→ **Work to complete**
From the listing below, extract each entry exactly as written, minus the images.
=== Listed entries ===
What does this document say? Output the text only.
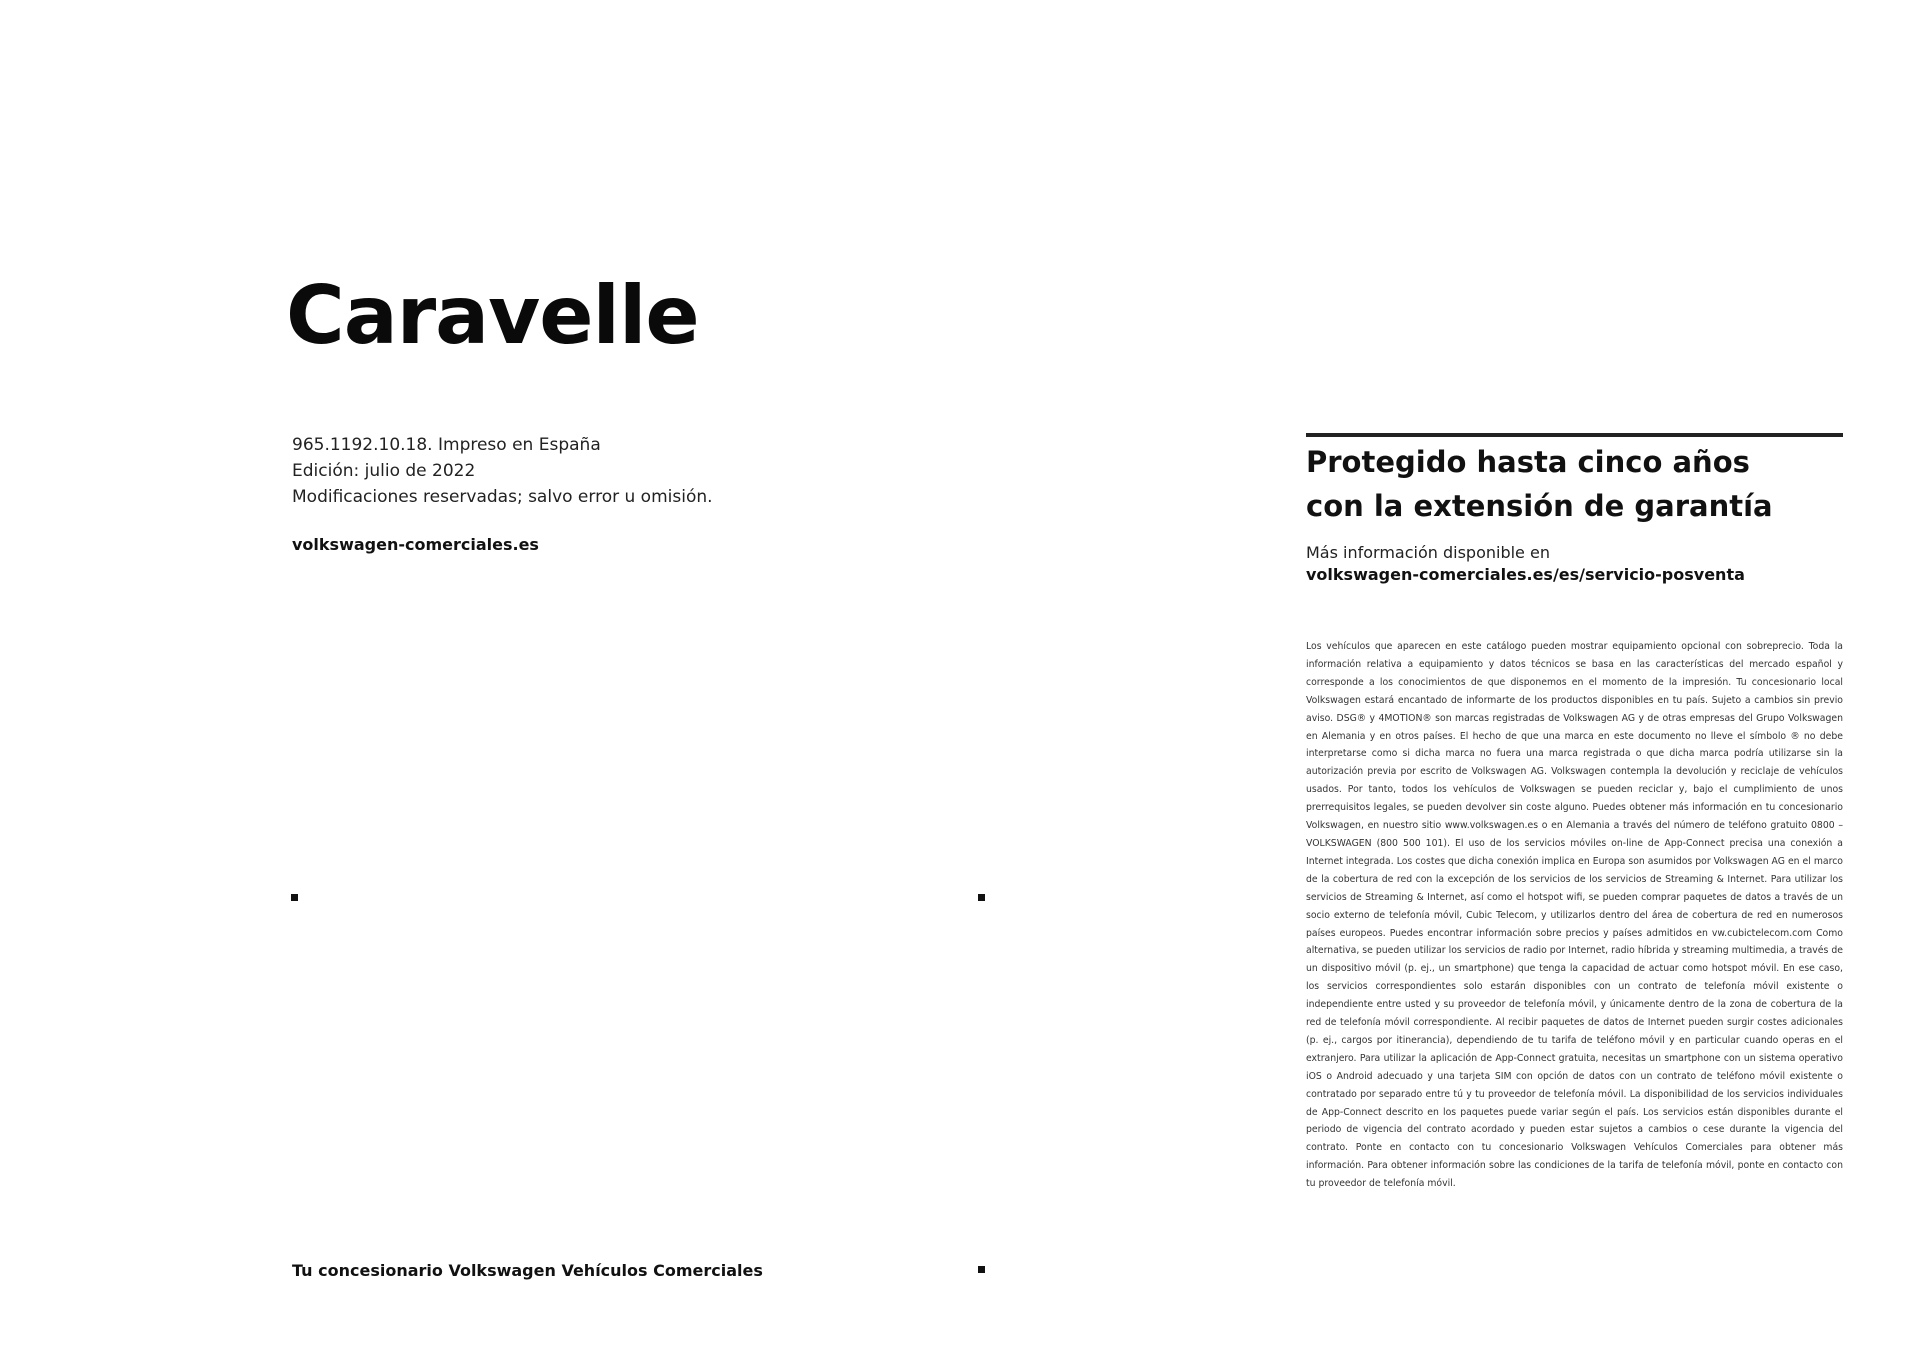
Caravelle
965.1192.10.18. Impreso en España
Edición: julio de 2022
Modificaciones reservadas; salvo error u omisión.
volkswagen-comerciales.es
Tu concesionario Volkswagen Vehículos Comerciales
Protegido hasta cinco años
con la extensión de garantía
Más información disponible en
volkswagen-comerciales.es/es/servicio-posventa

Los vehículos que aparecen en este catálogo pueden mostrar equipamiento opcional con sobreprecio. Toda la información relativa a equipamiento y datos técnicos se basa en las características del mercado español y corresponde a los conocimientos de que disponemos en el momento de la impresión. Tu concesionario local Volkswagen estará encantado de informarte de los productos disponibles en tu país. Sujeto a cambios sin previo aviso. DSG® y 4MOTION® son marcas registradas de Volkswagen AG y de otras empresas del Grupo Volkswagen en Alemania y en otros países. El hecho de que una marca en este documento no lleve el símbolo ® no debe interpretarse como si dicha marca no fuera una marca registrada o que dicha marca podría utilizarse sin la autorización previa por escrito de Volkswagen AG. Volkswagen contempla la devolución y reciclaje de vehículos usados. Por tanto, todos los vehículos de Volkswagen se pueden reciclar y, bajo el cumplimiento de unos prerrequisitos legales, se pueden devolver sin coste alguno. Puedes obtener más información en tu concesionario Volkswagen, en nuestro sitio www.volkswagen.es o en Alemania a través del número de teléfono gratuito 0800 – VOLKSWAGEN (800 500 101). El uso de los servicios móviles on-line de App-Connect precisa una conexión a Internet integrada. Los costes que dicha conexión implica en Europa son asumidos por Volkswagen AG en el marco de la cobertura de red con la excepción de los servicios de los servicios de Streaming & Internet. Para utilizar los servicios de Streaming & Internet, así como el hotspot wifi, se pueden comprar paquetes de datos a través de un socio externo de telefonía móvil, Cubic Telecom, y utilizarlos dentro del área de cobertura de red en numerosos países europeos. Puedes encontrar información sobre precios y países admitidos en vw.cubictelecom.com Como alternativa, se pueden utilizar los servicios de radio por Internet, radio híbrida y streaming multimedia, a través de un dispositivo móvil (p. ej., un smartphone) que tenga la capacidad de actuar como hotspot móvil. En ese caso, los servicios correspondientes solo estarán disponibles con un contrato de telefonía móvil existente o independiente entre usted y su proveedor de telefonía móvil, y únicamente dentro de la zona de cobertura de la red de telefonía móvil correspondiente. Al recibir paquetes de datos de Internet pueden surgir costes adicionales (p. ej., cargos por itinerancia), dependiendo de tu tarifa de teléfono móvil y en particular cuando operas en el extranjero. Para utilizar la aplicación de App-Connect gratuita, necesitas un smartphone con un sistema operativo iOS o Android adecuado y una tarjeta SIM con opción de datos con un contrato de teléfono móvil existente o contratado por separado entre tú y tu proveedor de telefonía móvil. La disponibilidad de los servicios individuales de App-Connect descrito en los paquetes puede variar según el país. Los servicios están disponibles durante el periodo de vigencia del contrato acordado y pueden estar sujetos a cambios o cese durante la vigencia del contrato. Ponte en contacto con tu concesionario Volkswagen Vehículos Comerciales para obtener más información. Para obtener información sobre las condiciones de la tarifa de telefonía móvil, ponte en contacto con tu proveedor de telefonía móvil.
===
→ **The reply**
What does this document say? Output the text only.
Caravelle
965.1192.10.18. Impreso en España
Edición: julio de 2022
Modificaciones reservadas; salvo error u omisión.
volkswagen-comerciales.es
Tu concesionario Volkswagen Vehículos Comerciales
Protegido hasta cinco años
con la extensión de garantía
Más información disponible en
volkswagen-comerciales.es/es/servicio-posventa

Los vehículos que aparecen en este catálogo pueden mostrar equipamiento opcional con sobreprecio. Toda la información relativa a equipamiento y datos técnicos se basa en las características del mercado español y corresponde a los conocimientos de que disponemos en el momento de la impresión. Tu concesionario local Volkswagen estará encantado de informarte de los productos disponibles en tu país. Sujeto a cambios sin previo aviso. DSG® y 4MOTION® son marcas registradas de Volkswagen AG y de otras empresas del Grupo Volkswagen en Alemania y en otros países. El hecho de que una marca en este documento no lleve el símbolo ® no debe interpretarse como si dicha marca no fuera una marca registrada o que dicha marca podría utilizarse sin la autorización previa por escrito de Volkswagen AG. Volkswagen contempla la devolución y reciclaje de vehículos usados. Por tanto, todos los vehículos de Volkswagen se pueden reciclar y, bajo el cumplimiento de unos prerrequisitos legales, se pueden devolver sin coste alguno. Puedes obtener más información en tu concesionario Volkswagen, en nuestro sitio www.volkswagen.es o en Alemania a través del número de teléfono gratuito 0800 – VOLKSWAGEN (800 500 101). El uso de los servicios móviles on-line de App-Connect precisa una conexión a Internet integrada. Los costes que dicha conexión implica en Europa son asumidos por Volkswagen AG en el marco de la cobertura de red con la excepción de los servicios de los servicios de Streaming & Internet. Para utilizar los servicios de Streaming & Internet, así como el hotspot wifi, se pueden comprar paquetes de datos a través de un socio externo de telefonía móvil, Cubic Telecom, y utilizarlos dentro del área de cobertura de red en numerosos países europeos. Puedes encontrar información sobre precios y países admitidos en vw.cubictelecom.com Como alternativa, se pueden utilizar los servicios de radio por Internet, radio híbrida y streaming multimedia, a través de un dispositivo móvil (p. ej., un smartphone) que tenga la capacidad de actuar como hotspot móvil. En ese caso, los servicios correspondientes solo estarán disponibles con un contrato de telefonía móvil existente o independiente entre usted y su proveedor de telefonía móvil, y únicamente dentro de la zona de cobertura de la red de telefonía móvil correspondiente. Al recibir paquetes de datos de Internet pueden surgir costes adicionales (p. ej., cargos por itinerancia), dependiendo de tu tarifa de teléfono móvil y en particular cuando operas en el extranjero. Para utilizar la aplicación de App-Connect gratuita, necesitas un smartphone con un sistema operativo iOS o Android adecuado y una tarjeta SIM con opción de datos con un contrato de teléfono móvil existente o contratado por separado entre tú y tu proveedor de telefonía móvil. La disponibilidad de los servicios individuales de App-Connect descrito en los paquetes puede variar según el país. Los servicios están disponibles durante el periodo de vigencia del contrato acordado y pueden estar sujetos a cambios o cese durante la vigencia del contrato. Ponte en contacto con tu concesionario Volkswagen Vehículos Comerciales para obtener más información. Para obtener información sobre las condiciones de la tarifa de telefonía móvil, ponte en contacto con tu proveedor de telefonía móvil.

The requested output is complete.